OBJECTIVE.
Using the records below, report how many lines hold "icon", with no extra text.

-- START EXTRACTED MATERIAL --

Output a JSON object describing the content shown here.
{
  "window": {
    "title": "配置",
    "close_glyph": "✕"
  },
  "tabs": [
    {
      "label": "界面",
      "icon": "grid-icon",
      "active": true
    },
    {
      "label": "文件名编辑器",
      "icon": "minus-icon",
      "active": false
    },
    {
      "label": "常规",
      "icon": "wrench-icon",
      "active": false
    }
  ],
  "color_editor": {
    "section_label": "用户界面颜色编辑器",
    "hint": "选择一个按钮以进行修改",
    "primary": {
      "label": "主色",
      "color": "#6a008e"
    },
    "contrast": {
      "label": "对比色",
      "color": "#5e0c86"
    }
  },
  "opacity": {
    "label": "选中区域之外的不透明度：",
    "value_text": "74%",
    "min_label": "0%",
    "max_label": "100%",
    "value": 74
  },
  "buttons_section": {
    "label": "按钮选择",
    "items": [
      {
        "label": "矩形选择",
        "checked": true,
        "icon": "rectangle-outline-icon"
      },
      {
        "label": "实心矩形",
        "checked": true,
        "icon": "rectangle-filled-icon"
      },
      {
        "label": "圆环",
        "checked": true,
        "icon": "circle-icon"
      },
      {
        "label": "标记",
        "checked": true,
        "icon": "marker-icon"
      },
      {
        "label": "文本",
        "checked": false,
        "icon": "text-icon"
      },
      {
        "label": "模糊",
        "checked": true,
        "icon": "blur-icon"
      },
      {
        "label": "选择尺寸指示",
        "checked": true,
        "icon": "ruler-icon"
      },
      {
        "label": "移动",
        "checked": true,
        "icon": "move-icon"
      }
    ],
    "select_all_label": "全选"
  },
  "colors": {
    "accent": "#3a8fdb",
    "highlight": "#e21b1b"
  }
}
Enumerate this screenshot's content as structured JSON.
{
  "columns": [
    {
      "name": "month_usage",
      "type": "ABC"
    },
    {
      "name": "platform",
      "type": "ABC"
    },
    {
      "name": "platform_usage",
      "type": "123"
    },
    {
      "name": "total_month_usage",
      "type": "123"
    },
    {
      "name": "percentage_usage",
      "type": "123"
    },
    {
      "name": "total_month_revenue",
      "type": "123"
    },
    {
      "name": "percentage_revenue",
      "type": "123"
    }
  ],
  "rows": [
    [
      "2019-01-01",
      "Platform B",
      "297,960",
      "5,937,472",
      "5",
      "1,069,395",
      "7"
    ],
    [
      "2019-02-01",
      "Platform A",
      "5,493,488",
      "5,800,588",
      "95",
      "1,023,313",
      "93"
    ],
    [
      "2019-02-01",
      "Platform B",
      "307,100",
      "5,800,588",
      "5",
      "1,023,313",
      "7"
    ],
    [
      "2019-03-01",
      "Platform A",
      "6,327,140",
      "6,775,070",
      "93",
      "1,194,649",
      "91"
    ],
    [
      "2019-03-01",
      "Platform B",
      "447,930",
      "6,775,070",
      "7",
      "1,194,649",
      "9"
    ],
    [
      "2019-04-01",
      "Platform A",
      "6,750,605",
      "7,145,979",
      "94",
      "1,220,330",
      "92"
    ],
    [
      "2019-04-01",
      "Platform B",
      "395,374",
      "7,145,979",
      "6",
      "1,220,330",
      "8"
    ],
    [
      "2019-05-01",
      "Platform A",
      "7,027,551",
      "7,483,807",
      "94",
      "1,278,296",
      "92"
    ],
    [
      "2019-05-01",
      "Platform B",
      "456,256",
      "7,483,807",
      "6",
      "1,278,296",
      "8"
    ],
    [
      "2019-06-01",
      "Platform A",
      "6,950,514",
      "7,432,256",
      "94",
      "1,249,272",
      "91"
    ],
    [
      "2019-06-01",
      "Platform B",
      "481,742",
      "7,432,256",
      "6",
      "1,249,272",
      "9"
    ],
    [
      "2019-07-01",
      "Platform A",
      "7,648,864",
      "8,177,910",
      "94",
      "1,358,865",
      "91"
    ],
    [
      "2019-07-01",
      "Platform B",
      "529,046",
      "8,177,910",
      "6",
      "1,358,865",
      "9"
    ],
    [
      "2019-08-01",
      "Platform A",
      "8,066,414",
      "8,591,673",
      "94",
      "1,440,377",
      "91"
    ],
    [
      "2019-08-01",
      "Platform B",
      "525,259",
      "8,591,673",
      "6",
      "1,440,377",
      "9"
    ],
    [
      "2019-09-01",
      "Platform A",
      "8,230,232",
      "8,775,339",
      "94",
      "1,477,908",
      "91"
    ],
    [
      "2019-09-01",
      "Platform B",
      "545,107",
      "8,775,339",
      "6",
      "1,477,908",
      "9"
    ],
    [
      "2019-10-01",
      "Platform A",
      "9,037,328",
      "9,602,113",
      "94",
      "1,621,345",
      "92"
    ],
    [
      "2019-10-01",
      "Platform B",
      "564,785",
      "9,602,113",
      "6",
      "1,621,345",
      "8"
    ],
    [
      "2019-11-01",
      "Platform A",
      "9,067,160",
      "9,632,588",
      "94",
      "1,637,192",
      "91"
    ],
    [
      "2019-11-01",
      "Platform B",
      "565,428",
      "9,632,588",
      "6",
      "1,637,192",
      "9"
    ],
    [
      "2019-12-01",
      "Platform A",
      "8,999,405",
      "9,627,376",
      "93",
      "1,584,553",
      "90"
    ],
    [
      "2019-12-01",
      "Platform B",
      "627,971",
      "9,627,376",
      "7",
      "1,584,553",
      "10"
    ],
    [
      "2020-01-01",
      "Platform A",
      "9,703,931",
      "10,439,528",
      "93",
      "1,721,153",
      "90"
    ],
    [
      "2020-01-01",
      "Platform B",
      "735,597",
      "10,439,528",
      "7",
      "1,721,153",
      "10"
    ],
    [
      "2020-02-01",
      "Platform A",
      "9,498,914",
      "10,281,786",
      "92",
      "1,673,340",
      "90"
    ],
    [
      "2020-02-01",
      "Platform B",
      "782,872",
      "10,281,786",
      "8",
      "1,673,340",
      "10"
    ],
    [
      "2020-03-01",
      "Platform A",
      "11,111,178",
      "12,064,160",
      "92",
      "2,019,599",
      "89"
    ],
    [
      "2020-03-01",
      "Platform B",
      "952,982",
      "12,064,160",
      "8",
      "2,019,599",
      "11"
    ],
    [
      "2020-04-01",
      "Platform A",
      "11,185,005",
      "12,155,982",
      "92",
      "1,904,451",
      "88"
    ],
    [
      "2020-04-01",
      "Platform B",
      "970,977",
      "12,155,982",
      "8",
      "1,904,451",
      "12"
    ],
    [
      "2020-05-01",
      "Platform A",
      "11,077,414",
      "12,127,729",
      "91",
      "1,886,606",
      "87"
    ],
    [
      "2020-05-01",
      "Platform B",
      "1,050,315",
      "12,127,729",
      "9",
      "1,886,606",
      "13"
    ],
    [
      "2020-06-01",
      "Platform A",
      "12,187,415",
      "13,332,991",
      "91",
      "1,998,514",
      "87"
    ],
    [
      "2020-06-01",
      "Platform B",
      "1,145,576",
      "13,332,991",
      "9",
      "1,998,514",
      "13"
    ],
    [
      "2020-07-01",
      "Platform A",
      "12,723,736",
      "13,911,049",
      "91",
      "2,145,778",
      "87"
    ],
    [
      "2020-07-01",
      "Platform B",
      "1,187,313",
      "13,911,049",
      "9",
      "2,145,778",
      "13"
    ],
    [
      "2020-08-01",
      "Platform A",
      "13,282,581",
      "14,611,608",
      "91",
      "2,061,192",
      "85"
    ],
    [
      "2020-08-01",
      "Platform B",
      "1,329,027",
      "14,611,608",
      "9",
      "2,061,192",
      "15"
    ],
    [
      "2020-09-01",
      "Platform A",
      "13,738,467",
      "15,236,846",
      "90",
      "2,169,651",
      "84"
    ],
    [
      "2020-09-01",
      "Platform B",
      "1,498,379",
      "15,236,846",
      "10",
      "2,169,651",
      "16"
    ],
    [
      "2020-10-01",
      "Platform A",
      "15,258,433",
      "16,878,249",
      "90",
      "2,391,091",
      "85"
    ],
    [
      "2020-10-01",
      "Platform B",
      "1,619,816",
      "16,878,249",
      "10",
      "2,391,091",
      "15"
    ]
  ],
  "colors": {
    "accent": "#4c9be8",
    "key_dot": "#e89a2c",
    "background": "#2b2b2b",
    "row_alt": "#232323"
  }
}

-- END EXTRACTED MATERIAL --

RESULT OF THE TASK.
11